Recorded data
========

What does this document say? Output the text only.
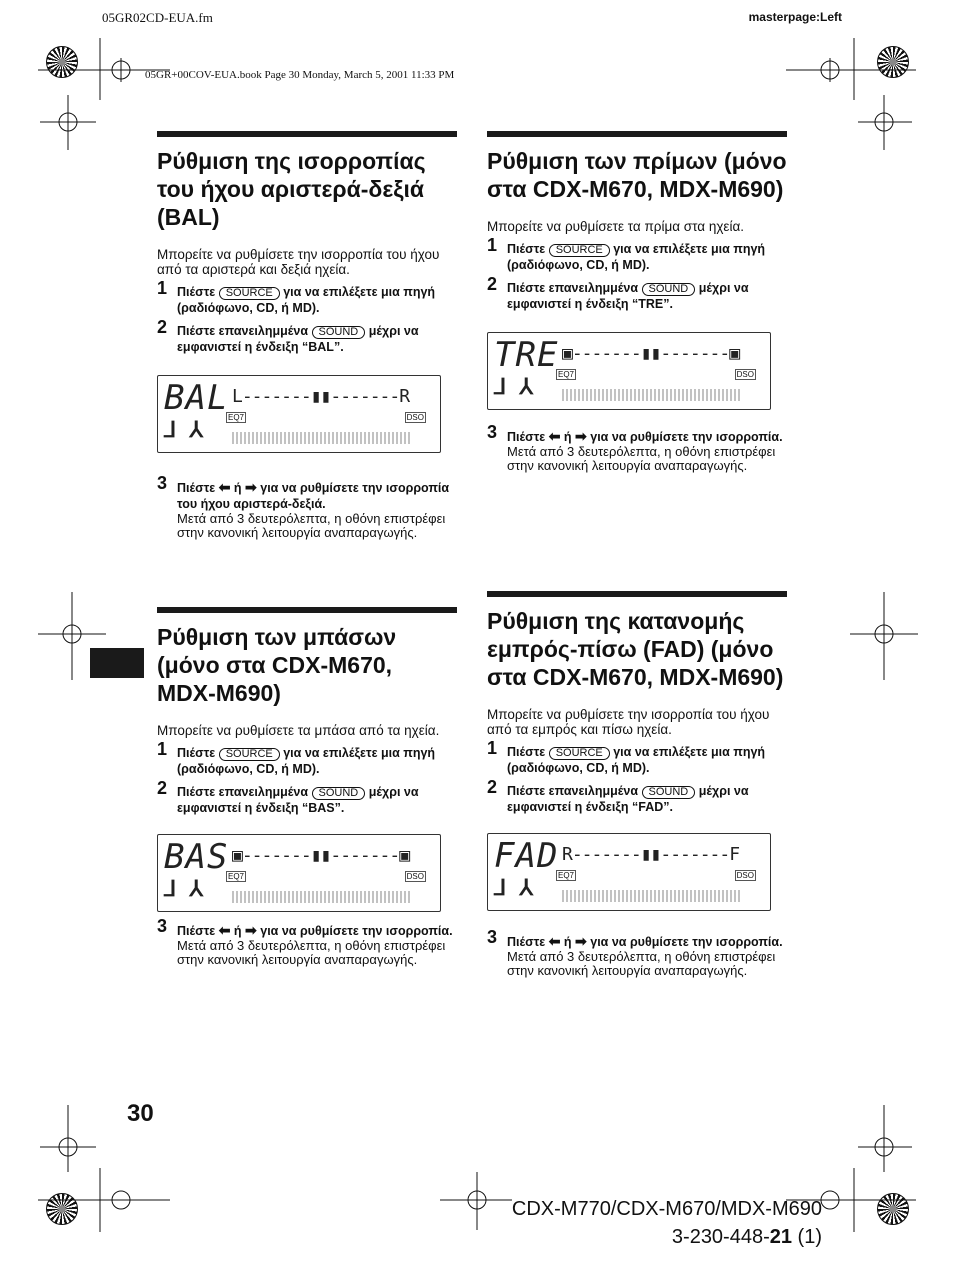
05GR02CD-EUA.fm	masterpage:Left
05GR+00COV-EUA.book Page 30 Monday, March 5, 2001 11:33 PM
Ρύθμιση της ισορροπίας του ήχου αριστερά-δεξιά (BAL)
Μπορείτε να ρυθμίσετε την ισορροπία του ήχου από τα αριστερά και δεξιά ηχεία.
1 Πιέστε SOURCE για να επιλέξετε μια πηγή (ραδιόφωνο, CD, ή MD).
2 Πιέστε επανειλημμένα SOUND μέχρι να εμφανιστεί η ένδειξη “BAL”.
BAL L-------▮▮-------R
EQ7	DSO
⅃ ⅄
3 Πιέστε ⬅ ή ➡ για να ρυθμίσετε την ισορροπία του ήχου αριστερά-δεξιά.
Μετά από 3 δευτερόλεπτα, η οθόνη επιστρέφει στην κανονική λειτουργία αναπαραγωγής.
Ρύθμιση των μπάσων (μόνο στα CDX-M670, MDX-M690)
Μπορείτε να ρυθμίσετε τα μπάσα από τα ηχεία.
1 Πιέστε SOURCE για να επιλέξετε μια πηγή (ραδιόφωνο, CD, ή MD).
2 Πιέστε επανειλημμένα SOUND μέχρι να εμφανιστεί η ένδειξη “BAS”.
BAS ▣-------▮▮-------▣
EQ7	DSO
⅃ ⅄
3 Πιέστε ⬅ ή ➡ για να ρυθμίσετε την ισορροπία.
Μετά από 3 δευτερόλεπτα, η οθόνη επιστρέφει στην κανονική λειτουργία αναπαραγωγής.
Ρύθμιση των πρίμων (μόνο στα CDX-M670, MDX-M690)
Μπορείτε να ρυθμίσετε τα πρίμα στα ηχεία.
1 Πιέστε SOURCE για να επιλέξετε μια πηγή (ραδιόφωνο, CD, ή MD).
2 Πιέστε επανειλημμένα SOUND μέχρι να εμφανιστεί η ένδειξη “TRE”.
TRE ▣-------▮▮-------▣
EQ7	DSO
⅃ ⅄
3 Πιέστε ⬅ ή ➡ για να ρυθμίσετε την ισορροπία.
Μετά από 3 δευτερόλεπτα, η οθόνη επιστρέφει στην κανονική λειτουργία αναπαραγωγής.
Ρύθμιση της κατανομής εμπρός-πίσω (FAD) (μόνο στα CDX-M670, MDX-M690)
Μπορείτε να ρυθμίσετε την ισορροπία του ήχου από τα εμπρός και πίσω ηχεία.
1 Πιέστε SOURCE για να επιλέξετε μια πηγή (ραδιόφωνο, CD, ή MD).
2 Πιέστε επανειλημμένα SOUND μέχρι να εμφανιστεί η ένδειξη “FAD”.
FAD R-------▮▮-------F
EQ7	DSO
⅃ ⅄
3 Πιέστε ⬅ ή ➡ για να ρυθμίσετε την ισορροπία.
Μετά από 3 δευτερόλεπτα, η οθόνη επιστρέφει στην κανονική λειτουργία αναπαραγωγής.
30
CDX-M770/CDX-M670/MDX-M690
3-230-448-21 (1)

========

• [Task]
Give every line of the material that includes the string "δεξιά".

• [Expected answer]
Ρύθμιση της ισορροπίας του ήχου αριστερά-δεξιά (BAL)
Μπορείτε να ρυθμίσετε την ισορροπία του ήχου από τα αριστερά και δεξιά ηχεία.
3 Πιέστε ⬅ ή ➡ για να ρυθμίσετε την ισορροπία του ήχου αριστερά-δεξιά.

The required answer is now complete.